WHAT YOU WILL DO: Count how many lines have the word "arrow" in them. Reply with that number by itself.

Data excerpts:

[START]

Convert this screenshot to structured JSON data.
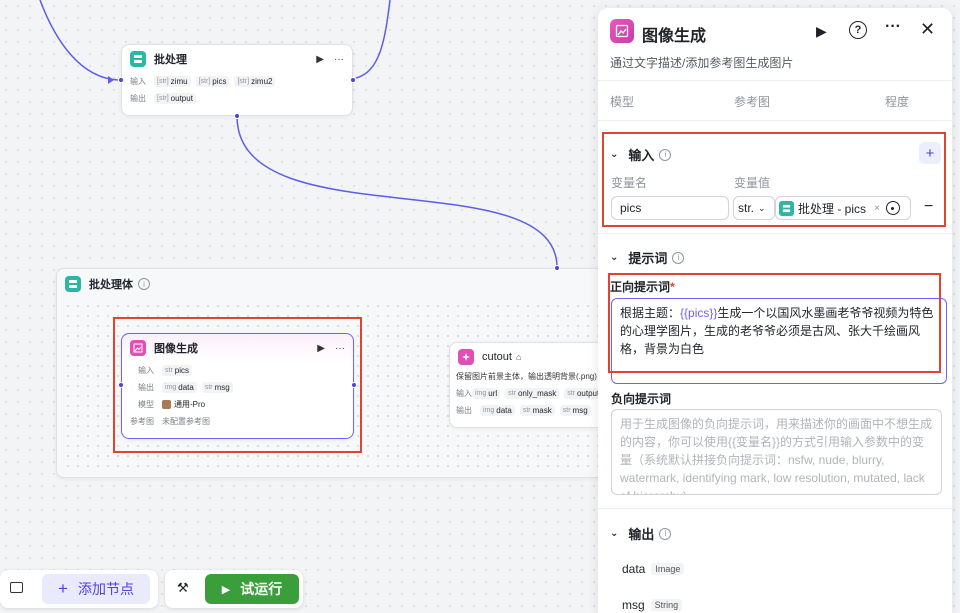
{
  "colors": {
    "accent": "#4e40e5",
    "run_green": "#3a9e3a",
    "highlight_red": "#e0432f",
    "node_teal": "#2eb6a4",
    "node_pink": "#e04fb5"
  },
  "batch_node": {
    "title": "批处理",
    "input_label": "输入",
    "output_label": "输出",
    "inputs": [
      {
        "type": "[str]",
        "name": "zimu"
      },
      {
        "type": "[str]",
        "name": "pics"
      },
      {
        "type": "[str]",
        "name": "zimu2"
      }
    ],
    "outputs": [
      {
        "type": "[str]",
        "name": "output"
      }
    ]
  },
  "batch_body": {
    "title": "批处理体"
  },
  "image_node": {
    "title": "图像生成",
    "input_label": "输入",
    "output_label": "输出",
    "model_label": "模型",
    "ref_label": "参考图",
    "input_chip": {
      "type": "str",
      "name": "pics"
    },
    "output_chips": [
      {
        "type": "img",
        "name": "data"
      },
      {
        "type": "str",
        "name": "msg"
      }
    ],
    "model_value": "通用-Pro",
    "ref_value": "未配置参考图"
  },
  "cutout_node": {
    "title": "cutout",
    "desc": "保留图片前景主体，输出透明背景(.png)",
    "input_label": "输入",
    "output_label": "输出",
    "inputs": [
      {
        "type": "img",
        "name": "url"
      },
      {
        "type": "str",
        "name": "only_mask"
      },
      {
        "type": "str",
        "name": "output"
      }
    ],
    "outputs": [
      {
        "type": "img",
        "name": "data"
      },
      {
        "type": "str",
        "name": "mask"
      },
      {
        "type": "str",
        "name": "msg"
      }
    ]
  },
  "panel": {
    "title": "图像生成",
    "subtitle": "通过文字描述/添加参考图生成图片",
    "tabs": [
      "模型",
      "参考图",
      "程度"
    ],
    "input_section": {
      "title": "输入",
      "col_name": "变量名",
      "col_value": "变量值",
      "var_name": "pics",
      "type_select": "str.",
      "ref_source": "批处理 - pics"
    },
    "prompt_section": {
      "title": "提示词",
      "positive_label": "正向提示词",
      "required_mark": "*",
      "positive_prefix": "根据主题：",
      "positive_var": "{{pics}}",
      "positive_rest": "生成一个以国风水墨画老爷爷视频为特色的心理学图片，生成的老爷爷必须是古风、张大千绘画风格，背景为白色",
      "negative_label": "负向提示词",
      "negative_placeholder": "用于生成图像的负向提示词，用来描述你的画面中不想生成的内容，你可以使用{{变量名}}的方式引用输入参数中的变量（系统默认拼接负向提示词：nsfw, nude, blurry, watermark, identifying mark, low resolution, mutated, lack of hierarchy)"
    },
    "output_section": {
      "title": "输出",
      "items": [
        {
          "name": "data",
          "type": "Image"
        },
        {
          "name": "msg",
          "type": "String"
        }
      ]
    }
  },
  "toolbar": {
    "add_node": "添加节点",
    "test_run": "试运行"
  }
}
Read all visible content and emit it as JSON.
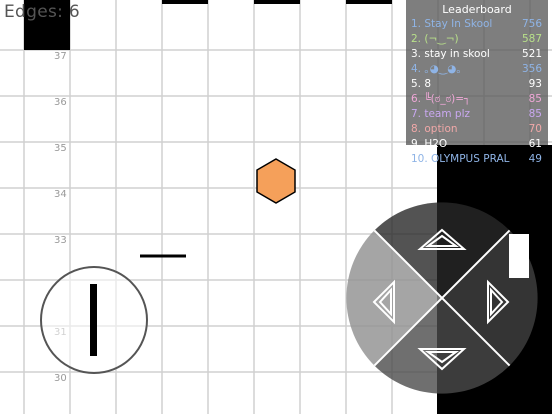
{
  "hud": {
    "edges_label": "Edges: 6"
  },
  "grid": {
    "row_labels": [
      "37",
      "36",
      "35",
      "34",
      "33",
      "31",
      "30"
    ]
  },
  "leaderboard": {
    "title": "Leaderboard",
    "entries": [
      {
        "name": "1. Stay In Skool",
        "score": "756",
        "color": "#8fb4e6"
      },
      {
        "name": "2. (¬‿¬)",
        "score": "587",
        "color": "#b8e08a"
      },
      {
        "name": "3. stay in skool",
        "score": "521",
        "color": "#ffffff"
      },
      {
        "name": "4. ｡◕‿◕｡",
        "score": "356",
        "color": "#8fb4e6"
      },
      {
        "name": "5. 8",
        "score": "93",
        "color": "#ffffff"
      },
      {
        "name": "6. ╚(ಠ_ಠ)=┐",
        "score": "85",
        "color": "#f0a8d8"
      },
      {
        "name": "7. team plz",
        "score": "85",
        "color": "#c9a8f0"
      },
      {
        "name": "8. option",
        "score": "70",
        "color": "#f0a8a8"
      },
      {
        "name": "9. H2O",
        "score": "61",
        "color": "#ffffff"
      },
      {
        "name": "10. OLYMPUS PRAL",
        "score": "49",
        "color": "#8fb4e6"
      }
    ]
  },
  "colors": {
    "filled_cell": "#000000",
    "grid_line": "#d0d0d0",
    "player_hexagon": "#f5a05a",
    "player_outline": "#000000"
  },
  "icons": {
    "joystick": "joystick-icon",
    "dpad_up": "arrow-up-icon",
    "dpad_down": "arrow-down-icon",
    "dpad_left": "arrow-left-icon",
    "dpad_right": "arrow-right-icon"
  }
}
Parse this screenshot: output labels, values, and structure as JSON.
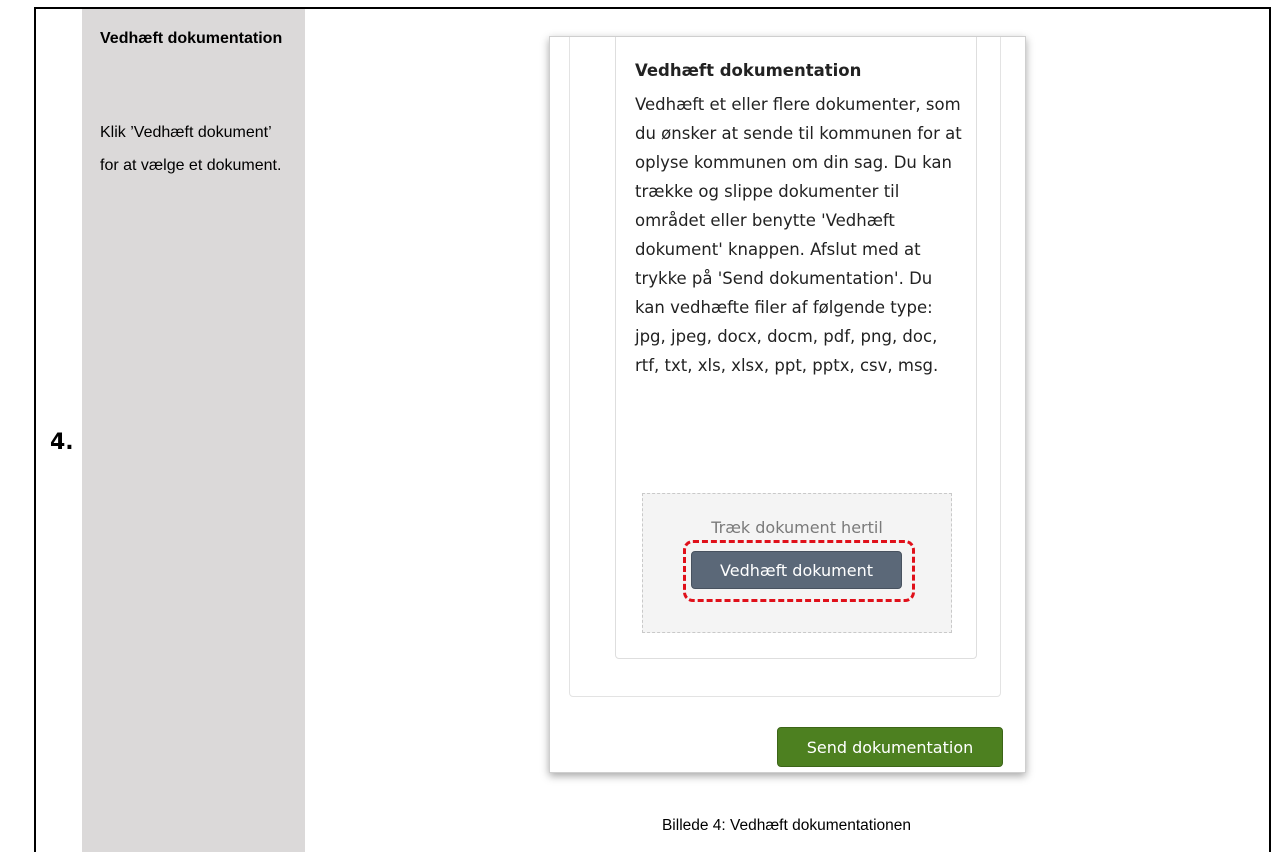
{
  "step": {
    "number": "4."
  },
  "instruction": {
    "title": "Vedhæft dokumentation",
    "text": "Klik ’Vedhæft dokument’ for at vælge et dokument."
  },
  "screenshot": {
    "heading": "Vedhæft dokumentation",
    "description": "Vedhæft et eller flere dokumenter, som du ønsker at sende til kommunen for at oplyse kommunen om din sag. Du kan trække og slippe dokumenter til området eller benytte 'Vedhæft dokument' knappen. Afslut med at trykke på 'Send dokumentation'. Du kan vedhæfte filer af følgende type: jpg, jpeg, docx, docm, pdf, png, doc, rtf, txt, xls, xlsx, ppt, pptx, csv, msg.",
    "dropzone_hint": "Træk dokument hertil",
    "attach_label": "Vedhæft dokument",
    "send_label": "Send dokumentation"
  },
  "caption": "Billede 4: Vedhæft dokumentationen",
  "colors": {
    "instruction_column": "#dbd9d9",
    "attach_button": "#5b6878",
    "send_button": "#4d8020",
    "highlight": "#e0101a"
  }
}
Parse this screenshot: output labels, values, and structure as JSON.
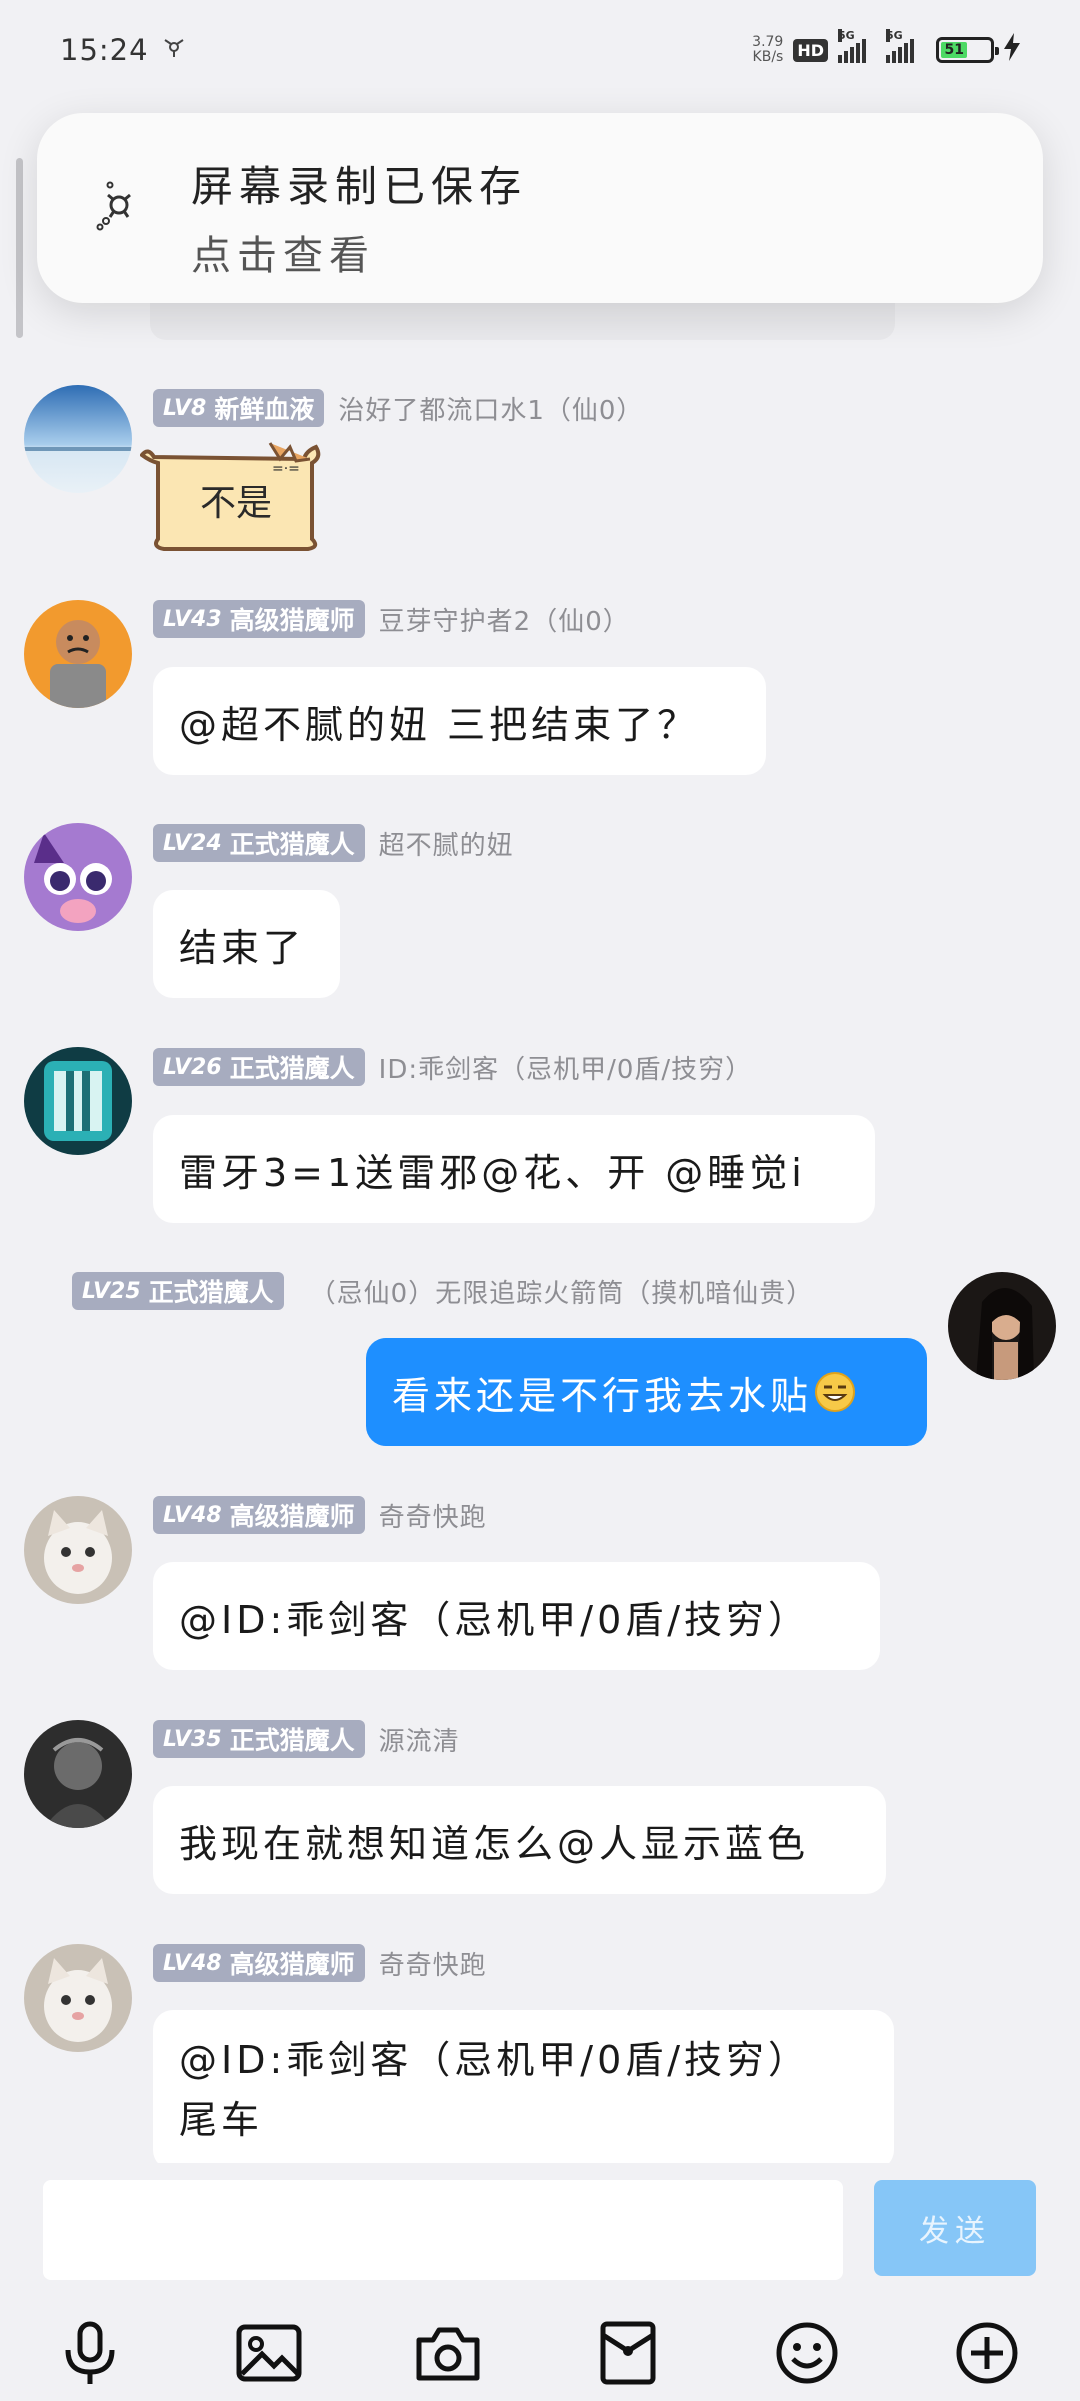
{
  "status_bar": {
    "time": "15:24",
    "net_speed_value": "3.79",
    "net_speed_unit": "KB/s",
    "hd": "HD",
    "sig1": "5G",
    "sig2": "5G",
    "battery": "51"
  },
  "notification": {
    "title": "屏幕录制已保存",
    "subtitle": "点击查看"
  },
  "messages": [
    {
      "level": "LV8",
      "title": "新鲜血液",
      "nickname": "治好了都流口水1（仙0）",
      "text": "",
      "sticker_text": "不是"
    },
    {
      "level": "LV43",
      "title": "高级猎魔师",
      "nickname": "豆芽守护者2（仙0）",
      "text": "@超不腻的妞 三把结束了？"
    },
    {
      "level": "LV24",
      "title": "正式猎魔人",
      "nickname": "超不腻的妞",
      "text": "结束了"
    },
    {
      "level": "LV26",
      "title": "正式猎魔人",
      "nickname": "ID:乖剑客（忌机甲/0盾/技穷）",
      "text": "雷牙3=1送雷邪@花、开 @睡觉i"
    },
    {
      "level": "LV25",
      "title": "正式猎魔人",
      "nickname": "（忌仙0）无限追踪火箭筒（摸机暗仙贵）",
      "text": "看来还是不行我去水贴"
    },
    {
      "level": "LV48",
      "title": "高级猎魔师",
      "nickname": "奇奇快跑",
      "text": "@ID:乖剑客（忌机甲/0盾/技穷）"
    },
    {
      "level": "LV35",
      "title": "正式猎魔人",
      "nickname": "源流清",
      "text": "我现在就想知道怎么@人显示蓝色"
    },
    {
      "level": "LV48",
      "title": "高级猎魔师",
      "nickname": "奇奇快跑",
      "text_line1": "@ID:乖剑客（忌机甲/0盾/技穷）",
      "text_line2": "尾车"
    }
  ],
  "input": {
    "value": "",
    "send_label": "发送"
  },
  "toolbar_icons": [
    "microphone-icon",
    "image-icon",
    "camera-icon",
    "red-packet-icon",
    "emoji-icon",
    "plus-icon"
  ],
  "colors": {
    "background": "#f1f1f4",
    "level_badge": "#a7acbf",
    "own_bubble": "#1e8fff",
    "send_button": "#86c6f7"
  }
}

[END]

ANSWER FOR THIS EXERCISE: 4